**** Extract to read

Canadians no longer the biggest web addict, report shows
Canada ranks 2nd in time spent online, but first in the number of web pages viewed
Canadians have lost the dubious distinction of spending the most time online, according to a new report by the measurement firm comScore.
The average Canadian internet user was online for 41.3 hours per month in the fourth quarter of last year, down from 45.3 hours in 2011 and 43.5 hours in 2010.
That still ranked second among the countries that comScore tracks, only behind U.S. users, who logged 43 hours online each month.
But Canadian web surfers were first when it came to the average number of web pages viewed each month at 3,731, an average of more than 120 per day.
The report also noted that of the 25.5 million internet users in Canada, nearly 100 per cent were online every day. Only half a per cent fell into the category of using the internet monthly rather than daily.
Canadians also ranked second globally — behind the U.K. this time — for online video viewing. The average user watched 291 videos a month spanning 24.8 hours.
More mobile users
ComScore found the mobile market grew by 10 per cent in Canada in 2012, adding about two million customers, to hit just over 22 million. Smartphone ownership grew 17 percentage points to represent 62 per cent of the market.
As of December, Google Android had 40 per cent of Canada's smartphone market, followed by Apple with 35 per cent, Research in Motion with 20 per cent, and Microsoft and Symbian with two per cent each.
While Facebook is far and away the largest social network in Canada and Twitter is second, followed closely by LinkedIn, the image sharing site Pinterest had the most growth in 2012, surging in audience by 792 per cent.

********

Prompt 1 »
Using the report on Canadian internet use, decide whether each statement agrees with it. Answer yes or no for each, and quote the words that decide it. (a) In the fourth quarter, the average Canadian internet user spent more time online per month than the average U.S. user. (b) Canadians ranked first for the average number of web pages viewed each month. (c) As of December, Apple held the largest share of Canada's smartphone market.
Prompt 2 »
Duplicate the part of the report on Canadian internet use between "The average Canadian" and "spanning 24.8 hours.", inclusive.
The records were taken from a separate source.

**** Extracted records

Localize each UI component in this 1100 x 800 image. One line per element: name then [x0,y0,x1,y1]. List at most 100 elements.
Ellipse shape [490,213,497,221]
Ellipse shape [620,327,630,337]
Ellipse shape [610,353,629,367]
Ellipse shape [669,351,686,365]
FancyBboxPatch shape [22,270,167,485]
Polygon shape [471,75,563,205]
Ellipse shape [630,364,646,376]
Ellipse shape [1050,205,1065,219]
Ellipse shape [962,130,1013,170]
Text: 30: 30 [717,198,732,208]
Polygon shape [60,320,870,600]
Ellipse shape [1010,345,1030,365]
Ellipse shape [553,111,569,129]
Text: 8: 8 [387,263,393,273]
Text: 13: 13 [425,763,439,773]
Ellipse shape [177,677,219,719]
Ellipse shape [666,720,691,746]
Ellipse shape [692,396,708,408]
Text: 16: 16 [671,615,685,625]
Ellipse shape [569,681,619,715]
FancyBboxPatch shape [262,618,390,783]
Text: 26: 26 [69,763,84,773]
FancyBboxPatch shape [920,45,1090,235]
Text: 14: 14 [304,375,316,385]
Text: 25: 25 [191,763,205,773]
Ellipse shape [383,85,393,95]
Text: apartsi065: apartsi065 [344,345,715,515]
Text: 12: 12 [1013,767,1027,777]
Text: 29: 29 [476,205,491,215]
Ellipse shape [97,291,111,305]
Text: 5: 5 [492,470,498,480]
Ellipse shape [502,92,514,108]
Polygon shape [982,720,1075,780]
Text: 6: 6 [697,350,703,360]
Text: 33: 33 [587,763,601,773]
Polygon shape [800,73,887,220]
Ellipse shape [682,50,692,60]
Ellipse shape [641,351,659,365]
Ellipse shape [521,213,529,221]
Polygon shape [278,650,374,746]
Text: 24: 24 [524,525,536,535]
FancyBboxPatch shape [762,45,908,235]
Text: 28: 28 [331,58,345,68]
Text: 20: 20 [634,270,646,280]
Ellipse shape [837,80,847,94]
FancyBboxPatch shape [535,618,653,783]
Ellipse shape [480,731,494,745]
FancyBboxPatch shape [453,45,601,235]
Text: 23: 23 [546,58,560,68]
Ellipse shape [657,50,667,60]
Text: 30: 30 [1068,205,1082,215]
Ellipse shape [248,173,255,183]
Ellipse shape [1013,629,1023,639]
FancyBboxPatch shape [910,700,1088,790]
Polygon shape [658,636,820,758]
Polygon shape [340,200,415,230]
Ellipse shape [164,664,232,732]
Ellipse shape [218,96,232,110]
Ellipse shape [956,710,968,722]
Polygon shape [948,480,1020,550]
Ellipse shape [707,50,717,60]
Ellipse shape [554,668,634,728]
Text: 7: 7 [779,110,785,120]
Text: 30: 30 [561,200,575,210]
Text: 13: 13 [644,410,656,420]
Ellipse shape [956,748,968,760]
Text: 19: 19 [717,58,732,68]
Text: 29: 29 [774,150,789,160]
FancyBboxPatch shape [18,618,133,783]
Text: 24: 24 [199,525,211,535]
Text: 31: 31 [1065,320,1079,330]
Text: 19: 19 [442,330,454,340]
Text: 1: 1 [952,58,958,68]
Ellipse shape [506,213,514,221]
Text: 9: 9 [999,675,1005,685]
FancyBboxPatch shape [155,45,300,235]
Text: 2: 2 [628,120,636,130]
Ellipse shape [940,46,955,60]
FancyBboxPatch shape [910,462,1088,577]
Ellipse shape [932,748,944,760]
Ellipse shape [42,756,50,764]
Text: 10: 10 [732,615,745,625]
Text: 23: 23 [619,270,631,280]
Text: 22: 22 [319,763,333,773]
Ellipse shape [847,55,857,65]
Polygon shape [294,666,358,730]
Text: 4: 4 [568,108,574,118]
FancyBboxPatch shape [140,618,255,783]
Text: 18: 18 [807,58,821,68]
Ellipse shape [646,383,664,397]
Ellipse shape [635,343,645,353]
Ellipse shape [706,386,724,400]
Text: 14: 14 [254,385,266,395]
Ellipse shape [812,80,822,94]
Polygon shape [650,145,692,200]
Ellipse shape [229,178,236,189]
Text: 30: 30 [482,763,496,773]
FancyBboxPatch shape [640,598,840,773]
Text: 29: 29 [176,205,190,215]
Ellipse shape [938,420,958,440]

********

Exercise answer 1 »
(a) No: "only behind U.S. users, who logged 43 hours online each month."
(b) Yes: "Canadian web surfers were first when it came to the average number of web pages viewed each month at 3,731"
(c) No: "Google Android had 40 per cent of Canada's smartphone market, followed by Apple with 35 per cent"

Exercise answer 2 »
The average Canadian internet user was online for 41.3 hours per month in the fourth quarter of last year, down from 45.3 hours in 2011 and 43.5 hours in 2010.
That still ranked second among the countries that comScore tracks, only behind U.S. users, who logged 43 hours online each month.
But Canadian web surfers were first when it came to the average number of web pages viewed each month at 3,731, an average of more than 120 per day.
The report also noted that of the 25.5 million internet users in Canada, nearly 100 per cent were online every day. Only half a per cent fell into the category of using the internet monthly rather than daily.
Canadians also ranked second globally — behind the U.K. this time — for online video viewing. The average user watched 291 videos a month spanning 24.8 hours.